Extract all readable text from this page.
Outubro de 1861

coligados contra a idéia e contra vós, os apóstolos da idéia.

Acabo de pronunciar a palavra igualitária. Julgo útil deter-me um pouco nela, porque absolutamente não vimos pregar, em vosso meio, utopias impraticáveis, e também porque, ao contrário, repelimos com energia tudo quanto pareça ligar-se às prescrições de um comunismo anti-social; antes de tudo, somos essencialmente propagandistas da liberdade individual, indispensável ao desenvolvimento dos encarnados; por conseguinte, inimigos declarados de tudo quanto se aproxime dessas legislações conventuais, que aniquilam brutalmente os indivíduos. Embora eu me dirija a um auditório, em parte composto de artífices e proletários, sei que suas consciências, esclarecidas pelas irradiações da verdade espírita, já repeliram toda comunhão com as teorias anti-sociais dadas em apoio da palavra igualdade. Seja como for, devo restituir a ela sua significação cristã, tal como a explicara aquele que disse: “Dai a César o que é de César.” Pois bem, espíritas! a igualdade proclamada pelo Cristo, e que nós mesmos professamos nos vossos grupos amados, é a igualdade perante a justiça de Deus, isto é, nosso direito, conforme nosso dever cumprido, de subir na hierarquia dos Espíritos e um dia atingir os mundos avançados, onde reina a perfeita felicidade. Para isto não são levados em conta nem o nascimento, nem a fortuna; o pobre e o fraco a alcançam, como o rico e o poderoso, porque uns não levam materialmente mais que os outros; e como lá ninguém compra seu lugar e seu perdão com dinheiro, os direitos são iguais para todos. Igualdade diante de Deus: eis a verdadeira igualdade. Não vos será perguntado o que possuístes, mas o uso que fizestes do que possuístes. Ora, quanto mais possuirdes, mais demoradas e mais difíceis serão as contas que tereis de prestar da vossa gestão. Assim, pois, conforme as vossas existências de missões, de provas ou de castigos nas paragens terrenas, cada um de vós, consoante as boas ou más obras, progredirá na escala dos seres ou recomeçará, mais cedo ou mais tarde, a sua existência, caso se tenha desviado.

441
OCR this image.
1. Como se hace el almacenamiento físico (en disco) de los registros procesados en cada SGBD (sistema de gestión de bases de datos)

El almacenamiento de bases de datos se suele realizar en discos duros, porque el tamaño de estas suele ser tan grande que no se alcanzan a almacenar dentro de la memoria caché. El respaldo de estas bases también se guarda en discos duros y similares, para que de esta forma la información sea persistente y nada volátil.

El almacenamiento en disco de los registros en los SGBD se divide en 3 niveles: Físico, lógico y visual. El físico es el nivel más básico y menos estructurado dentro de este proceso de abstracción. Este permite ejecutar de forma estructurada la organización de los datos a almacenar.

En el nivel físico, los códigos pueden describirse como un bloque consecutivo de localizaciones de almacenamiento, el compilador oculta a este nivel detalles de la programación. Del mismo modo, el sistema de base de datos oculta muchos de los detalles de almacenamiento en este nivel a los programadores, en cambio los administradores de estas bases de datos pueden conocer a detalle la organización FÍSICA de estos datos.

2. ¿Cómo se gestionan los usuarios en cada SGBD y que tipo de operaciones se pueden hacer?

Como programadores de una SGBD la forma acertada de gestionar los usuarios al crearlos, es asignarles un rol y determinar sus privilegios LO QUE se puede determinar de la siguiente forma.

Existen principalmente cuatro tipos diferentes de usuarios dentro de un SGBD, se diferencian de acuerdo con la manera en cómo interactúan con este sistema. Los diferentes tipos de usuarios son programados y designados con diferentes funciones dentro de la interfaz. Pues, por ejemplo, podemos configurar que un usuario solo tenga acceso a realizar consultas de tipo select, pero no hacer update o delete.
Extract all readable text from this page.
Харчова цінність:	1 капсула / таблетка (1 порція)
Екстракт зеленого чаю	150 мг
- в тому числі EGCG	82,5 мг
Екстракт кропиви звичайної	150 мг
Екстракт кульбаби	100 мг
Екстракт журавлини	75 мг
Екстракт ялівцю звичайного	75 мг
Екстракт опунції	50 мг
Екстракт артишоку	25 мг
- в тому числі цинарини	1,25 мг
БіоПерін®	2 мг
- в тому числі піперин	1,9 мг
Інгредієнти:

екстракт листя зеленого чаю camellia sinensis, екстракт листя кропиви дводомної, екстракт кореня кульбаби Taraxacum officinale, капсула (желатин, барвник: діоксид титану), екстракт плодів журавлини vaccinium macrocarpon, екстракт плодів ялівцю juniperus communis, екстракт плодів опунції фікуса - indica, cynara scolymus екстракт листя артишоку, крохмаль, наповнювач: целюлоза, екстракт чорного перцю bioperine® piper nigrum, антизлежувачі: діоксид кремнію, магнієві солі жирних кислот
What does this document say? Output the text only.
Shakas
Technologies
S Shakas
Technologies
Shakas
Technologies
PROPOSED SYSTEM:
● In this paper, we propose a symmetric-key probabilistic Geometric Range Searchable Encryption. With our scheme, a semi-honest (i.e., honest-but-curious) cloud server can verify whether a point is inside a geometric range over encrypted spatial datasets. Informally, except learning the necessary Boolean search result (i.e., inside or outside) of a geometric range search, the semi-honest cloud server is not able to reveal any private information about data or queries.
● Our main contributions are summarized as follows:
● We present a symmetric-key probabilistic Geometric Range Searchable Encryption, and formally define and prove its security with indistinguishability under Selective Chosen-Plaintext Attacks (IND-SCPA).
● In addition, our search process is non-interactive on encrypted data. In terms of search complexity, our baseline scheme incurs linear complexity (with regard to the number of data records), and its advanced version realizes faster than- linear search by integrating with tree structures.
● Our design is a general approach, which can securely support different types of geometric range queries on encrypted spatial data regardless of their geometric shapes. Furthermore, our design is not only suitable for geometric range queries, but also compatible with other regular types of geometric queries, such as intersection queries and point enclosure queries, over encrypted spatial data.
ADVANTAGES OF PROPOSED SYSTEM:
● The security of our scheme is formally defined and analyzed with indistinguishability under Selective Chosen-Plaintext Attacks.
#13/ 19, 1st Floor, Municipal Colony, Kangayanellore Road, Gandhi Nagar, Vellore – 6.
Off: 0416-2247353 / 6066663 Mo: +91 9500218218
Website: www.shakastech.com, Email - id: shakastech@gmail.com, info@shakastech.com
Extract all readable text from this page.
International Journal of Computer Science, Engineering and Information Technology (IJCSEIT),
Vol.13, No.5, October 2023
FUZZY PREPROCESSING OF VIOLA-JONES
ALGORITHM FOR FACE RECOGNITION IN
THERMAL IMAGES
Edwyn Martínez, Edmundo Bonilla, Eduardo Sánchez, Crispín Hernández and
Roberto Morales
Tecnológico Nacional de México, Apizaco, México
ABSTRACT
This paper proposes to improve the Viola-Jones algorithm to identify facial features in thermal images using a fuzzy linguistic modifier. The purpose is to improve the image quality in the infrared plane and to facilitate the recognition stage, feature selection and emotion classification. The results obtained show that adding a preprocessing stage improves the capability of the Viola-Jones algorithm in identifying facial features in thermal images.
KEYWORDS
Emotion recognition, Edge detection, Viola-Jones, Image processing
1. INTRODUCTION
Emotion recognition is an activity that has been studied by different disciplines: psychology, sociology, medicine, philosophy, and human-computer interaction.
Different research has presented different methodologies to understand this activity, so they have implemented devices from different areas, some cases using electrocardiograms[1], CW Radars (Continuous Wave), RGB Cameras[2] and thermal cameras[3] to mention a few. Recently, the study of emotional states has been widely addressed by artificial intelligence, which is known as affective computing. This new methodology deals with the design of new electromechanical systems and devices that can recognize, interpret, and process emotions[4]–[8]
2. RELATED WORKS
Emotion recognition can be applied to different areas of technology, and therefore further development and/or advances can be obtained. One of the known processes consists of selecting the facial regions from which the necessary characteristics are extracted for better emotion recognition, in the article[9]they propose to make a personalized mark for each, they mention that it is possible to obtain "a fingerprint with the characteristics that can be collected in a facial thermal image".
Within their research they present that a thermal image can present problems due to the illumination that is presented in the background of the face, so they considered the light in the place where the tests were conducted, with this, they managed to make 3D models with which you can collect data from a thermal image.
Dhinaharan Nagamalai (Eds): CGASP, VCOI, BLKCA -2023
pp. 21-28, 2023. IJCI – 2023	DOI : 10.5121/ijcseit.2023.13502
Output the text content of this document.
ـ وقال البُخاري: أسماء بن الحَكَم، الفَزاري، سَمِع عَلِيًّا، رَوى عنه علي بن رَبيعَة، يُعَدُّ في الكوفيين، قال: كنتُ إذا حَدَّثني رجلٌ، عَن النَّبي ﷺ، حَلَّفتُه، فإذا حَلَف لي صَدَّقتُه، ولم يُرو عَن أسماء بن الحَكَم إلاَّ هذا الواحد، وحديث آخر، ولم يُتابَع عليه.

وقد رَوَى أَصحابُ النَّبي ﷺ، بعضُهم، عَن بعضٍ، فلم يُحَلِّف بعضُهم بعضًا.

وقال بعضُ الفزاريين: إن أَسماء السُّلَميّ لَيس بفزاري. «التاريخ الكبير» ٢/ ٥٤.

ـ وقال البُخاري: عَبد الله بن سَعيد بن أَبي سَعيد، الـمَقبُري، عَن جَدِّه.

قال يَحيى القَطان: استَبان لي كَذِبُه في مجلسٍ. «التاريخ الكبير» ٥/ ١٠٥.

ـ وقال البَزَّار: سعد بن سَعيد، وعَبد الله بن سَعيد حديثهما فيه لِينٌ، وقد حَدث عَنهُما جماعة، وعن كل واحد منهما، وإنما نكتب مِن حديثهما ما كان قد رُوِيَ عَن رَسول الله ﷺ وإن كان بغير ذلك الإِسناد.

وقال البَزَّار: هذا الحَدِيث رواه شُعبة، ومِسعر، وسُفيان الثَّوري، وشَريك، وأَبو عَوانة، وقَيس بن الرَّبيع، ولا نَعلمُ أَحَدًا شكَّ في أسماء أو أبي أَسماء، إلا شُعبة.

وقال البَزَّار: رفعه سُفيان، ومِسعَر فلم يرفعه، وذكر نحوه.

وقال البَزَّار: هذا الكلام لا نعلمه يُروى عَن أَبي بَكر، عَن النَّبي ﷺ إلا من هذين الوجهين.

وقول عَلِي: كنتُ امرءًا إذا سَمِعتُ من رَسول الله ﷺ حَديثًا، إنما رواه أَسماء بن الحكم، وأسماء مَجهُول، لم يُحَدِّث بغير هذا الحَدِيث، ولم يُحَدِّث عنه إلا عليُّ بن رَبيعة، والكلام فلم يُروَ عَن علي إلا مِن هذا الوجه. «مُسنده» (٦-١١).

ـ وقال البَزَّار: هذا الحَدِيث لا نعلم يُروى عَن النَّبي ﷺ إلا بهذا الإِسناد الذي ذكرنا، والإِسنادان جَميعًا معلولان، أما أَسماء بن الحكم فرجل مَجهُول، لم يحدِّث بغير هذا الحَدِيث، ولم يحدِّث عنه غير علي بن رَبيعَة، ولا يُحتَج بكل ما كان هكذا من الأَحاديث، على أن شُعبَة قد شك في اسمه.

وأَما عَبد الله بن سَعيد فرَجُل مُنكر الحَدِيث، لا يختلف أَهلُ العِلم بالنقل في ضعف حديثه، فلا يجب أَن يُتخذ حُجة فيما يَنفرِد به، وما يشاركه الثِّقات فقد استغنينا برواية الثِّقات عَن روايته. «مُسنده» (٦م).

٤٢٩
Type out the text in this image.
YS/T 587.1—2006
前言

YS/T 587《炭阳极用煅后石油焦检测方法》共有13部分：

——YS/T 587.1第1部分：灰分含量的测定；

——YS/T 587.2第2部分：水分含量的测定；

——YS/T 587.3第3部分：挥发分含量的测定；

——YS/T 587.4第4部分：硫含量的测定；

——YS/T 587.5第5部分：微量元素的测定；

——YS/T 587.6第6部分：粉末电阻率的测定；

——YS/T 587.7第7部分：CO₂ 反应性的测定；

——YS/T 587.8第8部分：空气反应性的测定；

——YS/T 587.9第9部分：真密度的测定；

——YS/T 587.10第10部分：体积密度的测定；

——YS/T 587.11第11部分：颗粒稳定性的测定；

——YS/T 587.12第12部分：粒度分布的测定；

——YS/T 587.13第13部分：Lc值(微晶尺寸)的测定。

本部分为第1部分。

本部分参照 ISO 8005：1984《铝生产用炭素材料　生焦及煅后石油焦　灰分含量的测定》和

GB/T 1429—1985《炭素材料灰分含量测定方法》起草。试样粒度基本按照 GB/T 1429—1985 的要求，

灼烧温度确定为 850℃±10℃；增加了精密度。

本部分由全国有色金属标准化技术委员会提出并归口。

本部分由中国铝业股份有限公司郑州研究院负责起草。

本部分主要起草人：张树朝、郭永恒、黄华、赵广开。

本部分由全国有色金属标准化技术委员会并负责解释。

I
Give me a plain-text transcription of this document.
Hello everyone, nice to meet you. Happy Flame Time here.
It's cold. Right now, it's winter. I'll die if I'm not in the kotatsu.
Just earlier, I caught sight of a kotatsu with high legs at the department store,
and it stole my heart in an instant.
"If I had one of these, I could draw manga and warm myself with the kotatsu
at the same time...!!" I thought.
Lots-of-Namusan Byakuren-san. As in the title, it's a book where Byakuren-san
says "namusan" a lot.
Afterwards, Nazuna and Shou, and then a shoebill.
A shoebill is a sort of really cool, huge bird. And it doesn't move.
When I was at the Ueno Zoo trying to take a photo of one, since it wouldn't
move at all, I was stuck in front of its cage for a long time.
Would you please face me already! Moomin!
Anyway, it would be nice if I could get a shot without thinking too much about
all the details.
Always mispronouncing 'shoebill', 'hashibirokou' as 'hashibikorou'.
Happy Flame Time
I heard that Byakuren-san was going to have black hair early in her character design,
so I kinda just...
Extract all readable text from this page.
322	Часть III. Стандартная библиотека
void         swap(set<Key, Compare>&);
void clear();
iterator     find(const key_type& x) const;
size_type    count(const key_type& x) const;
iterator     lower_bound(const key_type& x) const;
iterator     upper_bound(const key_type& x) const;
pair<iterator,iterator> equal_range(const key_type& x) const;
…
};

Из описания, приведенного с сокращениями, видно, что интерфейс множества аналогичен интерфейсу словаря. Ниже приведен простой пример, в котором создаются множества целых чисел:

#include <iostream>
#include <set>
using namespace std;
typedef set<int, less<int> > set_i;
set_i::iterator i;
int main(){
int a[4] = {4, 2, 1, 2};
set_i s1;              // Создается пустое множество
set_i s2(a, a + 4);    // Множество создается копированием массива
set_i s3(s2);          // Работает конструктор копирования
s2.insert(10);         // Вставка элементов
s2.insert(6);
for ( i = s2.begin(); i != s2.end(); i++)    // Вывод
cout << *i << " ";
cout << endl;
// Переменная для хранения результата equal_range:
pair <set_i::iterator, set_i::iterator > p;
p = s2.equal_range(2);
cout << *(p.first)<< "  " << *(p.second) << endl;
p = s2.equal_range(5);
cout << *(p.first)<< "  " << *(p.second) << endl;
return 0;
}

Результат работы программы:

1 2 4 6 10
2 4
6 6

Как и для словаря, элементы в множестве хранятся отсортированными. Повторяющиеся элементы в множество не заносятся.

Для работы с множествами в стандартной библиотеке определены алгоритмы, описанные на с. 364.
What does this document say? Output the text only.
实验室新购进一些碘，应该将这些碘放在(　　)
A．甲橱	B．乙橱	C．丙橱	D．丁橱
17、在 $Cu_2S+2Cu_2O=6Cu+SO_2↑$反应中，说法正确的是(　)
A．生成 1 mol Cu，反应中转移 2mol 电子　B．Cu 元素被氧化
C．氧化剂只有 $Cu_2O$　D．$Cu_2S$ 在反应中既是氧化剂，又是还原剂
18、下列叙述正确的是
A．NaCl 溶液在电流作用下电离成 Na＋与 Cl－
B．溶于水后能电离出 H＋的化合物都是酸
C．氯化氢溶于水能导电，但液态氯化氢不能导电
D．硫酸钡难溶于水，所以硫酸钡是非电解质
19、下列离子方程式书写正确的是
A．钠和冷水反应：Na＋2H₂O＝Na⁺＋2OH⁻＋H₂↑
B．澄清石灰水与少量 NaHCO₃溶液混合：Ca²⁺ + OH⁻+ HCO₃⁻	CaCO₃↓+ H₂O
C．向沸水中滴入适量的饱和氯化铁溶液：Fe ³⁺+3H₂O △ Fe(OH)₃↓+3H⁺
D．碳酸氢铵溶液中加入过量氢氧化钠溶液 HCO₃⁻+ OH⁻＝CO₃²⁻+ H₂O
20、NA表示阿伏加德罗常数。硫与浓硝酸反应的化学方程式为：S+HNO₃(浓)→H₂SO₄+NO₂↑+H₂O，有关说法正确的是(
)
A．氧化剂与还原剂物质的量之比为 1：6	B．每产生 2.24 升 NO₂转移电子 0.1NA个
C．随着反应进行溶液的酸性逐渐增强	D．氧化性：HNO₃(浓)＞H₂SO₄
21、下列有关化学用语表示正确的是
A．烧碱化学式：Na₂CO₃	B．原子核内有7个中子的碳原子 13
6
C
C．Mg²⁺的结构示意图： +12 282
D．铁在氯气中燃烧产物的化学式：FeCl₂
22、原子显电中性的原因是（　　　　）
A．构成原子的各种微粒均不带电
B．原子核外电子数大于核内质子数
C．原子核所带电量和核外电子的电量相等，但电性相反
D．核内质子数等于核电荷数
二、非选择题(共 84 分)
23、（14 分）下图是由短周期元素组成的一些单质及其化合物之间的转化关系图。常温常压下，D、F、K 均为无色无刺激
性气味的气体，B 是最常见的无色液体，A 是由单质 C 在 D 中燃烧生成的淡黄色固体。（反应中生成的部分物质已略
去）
────────────────
**Written task**
Filter the data for the string "usuarios" and copy every line that has it.

**Solution below**
2. ¿Cómo se gestionan los usuarios en cada SGBD y que tipo de operaciones se pueden hacer?
Como programadores de una SGBD la forma acertada de gestionar los usuarios al crearlos, es asignarles un rol y determinar sus privilegios LO QUE se puede determinar de la siguiente forma.
Existen principalmente cuatro tipos diferentes de usuarios dentro de un SGBD, se diferencian de acuerdo con la manera en cómo interactúan con este sistema. Los diferentes tipos de usuarios son programados y designados con diferentes funciones dentro de la interfaz. Pues, por ejemplo, podemos configurar que un usuario solo tenga acceso a realizar consultas de tipo select, pero no hacer update o delete.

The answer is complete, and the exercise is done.